Records provided.

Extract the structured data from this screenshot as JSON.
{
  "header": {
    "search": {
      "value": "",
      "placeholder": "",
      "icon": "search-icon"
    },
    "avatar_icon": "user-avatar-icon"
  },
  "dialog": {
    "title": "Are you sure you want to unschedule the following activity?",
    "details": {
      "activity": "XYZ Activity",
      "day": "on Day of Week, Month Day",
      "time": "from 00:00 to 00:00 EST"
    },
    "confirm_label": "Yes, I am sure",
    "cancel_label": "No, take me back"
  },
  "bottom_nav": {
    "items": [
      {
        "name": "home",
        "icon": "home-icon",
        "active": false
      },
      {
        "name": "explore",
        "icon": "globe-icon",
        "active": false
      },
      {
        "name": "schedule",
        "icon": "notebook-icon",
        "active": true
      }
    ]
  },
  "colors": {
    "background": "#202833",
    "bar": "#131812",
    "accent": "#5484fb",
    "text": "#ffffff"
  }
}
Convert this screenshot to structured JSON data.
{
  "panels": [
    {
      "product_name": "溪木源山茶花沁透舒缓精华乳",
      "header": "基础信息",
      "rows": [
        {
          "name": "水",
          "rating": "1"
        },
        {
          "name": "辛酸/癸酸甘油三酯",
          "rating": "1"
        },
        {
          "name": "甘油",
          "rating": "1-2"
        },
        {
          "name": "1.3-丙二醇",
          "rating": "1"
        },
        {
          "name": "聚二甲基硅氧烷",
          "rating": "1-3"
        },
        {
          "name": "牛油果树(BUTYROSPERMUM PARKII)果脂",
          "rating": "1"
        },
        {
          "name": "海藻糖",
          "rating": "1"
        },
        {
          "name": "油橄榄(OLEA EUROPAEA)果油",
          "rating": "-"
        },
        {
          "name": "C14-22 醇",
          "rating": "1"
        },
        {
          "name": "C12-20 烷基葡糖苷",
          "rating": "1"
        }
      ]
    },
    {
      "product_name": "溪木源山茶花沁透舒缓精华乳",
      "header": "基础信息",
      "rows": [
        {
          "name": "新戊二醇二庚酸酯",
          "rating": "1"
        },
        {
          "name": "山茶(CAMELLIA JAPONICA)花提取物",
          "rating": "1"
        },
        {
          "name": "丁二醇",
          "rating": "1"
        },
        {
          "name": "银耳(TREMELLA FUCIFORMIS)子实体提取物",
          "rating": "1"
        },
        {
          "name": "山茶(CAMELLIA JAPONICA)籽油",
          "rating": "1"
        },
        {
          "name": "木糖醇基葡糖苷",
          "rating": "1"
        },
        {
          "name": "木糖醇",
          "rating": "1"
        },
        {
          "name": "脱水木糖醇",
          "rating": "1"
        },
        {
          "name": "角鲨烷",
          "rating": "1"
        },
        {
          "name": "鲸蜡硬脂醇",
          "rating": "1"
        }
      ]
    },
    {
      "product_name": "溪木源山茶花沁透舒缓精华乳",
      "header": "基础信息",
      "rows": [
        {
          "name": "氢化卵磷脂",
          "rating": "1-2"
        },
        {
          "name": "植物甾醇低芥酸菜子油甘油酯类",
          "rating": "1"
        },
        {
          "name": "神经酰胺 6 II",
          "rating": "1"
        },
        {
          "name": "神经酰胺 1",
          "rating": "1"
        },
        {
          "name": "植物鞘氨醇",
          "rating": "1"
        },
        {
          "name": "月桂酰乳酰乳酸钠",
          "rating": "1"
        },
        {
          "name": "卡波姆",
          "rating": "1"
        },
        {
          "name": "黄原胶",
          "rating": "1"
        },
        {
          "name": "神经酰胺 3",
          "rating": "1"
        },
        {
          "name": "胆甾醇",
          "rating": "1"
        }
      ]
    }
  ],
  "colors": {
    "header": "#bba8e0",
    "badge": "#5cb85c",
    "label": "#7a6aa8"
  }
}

Work instructions.
Extract every line above that contains the word "CAMELLIA".

Response to this exercise.
          "name": "山茶(CAMELLIA JAPONICA)花提取物",
          "name": "山茶(CAMELLIA JAPONICA)籽油",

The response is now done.